▸ AVAILABLE RECORDS:
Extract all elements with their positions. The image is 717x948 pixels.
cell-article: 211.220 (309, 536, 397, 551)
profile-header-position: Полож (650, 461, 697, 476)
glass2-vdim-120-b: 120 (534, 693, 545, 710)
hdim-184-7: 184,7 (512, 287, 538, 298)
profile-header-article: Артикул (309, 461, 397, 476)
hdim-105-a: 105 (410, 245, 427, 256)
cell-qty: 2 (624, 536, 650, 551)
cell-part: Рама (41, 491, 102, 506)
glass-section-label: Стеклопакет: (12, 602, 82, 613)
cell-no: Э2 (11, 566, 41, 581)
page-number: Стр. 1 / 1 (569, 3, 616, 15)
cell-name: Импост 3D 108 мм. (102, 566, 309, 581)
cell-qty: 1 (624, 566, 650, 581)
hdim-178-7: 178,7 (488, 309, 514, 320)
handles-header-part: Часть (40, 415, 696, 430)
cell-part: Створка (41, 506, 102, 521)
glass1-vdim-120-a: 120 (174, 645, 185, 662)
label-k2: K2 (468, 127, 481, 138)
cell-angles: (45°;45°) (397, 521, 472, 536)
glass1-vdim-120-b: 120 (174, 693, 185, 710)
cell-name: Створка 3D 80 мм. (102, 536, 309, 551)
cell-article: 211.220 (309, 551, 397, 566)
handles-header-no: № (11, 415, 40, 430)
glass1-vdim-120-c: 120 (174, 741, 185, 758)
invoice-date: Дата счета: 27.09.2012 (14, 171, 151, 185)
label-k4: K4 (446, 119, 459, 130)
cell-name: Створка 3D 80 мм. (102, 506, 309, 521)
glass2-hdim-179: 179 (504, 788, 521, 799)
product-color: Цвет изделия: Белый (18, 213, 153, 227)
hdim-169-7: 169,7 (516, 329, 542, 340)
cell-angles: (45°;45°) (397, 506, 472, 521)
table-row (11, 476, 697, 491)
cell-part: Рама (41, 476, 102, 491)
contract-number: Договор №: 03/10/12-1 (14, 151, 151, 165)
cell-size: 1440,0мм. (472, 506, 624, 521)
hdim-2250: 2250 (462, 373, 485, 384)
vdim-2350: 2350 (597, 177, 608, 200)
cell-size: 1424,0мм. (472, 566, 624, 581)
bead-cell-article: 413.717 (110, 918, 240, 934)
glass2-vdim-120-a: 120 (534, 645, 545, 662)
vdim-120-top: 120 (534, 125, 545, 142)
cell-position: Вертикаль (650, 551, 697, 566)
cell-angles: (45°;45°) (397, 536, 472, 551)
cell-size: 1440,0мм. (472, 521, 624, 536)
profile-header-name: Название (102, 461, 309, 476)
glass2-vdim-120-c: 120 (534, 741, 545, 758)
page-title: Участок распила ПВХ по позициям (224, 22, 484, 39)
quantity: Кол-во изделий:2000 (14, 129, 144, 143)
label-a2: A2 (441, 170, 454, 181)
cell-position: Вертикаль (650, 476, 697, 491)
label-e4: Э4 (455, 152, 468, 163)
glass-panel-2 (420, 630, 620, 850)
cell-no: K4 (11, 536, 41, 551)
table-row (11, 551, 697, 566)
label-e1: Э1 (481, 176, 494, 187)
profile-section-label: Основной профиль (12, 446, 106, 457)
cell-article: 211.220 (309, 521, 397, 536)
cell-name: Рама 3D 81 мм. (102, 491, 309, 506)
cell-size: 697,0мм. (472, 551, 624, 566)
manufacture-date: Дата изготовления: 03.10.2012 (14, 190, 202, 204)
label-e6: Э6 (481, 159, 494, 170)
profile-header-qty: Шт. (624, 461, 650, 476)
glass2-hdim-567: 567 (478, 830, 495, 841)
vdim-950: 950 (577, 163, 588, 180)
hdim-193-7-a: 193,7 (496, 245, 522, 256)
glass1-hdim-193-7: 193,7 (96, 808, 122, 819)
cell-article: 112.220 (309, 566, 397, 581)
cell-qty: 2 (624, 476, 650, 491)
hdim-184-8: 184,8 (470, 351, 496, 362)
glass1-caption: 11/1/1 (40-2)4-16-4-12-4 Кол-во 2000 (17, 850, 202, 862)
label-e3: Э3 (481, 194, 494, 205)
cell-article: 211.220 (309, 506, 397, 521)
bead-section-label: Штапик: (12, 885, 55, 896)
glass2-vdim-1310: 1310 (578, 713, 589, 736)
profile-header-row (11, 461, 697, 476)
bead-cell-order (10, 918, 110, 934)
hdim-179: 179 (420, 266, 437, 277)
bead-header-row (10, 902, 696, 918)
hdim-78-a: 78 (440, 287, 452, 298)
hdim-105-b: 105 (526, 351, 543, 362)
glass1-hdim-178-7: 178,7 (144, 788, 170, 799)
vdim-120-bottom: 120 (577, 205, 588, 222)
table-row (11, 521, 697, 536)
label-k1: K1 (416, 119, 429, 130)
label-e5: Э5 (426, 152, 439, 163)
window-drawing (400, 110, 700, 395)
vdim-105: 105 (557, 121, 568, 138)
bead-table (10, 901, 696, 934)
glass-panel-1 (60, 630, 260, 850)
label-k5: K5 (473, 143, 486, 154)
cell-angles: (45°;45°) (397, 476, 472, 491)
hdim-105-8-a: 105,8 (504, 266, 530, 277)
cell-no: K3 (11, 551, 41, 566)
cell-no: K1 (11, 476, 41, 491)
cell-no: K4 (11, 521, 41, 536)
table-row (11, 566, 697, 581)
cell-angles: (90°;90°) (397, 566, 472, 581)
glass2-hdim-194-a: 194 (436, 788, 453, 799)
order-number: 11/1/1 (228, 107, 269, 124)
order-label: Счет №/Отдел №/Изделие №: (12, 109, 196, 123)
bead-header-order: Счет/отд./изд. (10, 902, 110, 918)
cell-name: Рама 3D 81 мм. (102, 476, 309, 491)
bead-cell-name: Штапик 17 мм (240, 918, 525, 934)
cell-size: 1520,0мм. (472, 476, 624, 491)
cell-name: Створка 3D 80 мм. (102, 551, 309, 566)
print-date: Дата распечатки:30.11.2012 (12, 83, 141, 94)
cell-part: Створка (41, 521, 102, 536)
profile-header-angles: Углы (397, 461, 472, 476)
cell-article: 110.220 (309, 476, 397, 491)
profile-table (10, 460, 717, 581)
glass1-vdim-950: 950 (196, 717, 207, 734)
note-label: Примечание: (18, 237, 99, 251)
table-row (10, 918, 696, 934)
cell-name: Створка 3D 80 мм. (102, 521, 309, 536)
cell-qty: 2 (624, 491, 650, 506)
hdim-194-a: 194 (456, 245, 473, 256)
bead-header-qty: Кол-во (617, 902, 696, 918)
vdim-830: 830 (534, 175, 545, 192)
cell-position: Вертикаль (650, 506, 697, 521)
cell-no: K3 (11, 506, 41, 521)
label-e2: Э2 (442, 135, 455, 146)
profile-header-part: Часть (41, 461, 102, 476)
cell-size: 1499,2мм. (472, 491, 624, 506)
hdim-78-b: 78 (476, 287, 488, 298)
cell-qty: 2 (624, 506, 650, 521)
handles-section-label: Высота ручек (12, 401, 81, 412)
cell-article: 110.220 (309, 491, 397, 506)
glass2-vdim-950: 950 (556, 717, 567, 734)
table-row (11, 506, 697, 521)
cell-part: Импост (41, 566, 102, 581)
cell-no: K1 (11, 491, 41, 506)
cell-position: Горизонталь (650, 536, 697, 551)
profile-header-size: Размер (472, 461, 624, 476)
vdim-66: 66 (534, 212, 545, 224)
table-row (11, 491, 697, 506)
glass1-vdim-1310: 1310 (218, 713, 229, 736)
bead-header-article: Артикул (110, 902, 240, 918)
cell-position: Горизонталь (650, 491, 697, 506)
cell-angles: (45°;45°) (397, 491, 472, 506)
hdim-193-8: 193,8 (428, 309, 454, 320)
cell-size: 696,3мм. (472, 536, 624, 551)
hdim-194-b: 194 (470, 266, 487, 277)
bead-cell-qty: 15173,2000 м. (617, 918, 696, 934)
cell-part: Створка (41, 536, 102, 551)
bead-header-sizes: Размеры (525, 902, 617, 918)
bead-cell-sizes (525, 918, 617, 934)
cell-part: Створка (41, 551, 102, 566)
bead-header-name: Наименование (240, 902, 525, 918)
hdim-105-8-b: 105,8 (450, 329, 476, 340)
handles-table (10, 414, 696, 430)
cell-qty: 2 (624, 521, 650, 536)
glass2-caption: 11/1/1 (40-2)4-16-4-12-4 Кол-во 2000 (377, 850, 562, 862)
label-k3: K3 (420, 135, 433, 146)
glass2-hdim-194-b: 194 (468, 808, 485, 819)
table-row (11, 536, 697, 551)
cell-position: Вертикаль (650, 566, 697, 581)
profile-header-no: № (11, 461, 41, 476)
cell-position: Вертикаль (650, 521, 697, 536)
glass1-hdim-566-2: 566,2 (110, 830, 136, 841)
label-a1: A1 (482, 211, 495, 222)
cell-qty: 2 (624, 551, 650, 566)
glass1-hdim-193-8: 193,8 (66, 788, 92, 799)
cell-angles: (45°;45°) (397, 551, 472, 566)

▸ WORK TO BE COMPLETED:
Could you copy the records above from their first line through the line containing "hdim-184-7: 184,7 (512, 287, 538, 298)", keeping both ends and changing nothing?

▸ THE SOLUTION:
Extract all elements with their positions. The image is 717x948 pixels.
cell-article: 211.220 (309, 536, 397, 551)
profile-header-position: Полож (650, 461, 697, 476)
glass2-vdim-120-b: 120 (534, 693, 545, 710)
hdim-184-7: 184,7 (512, 287, 538, 298)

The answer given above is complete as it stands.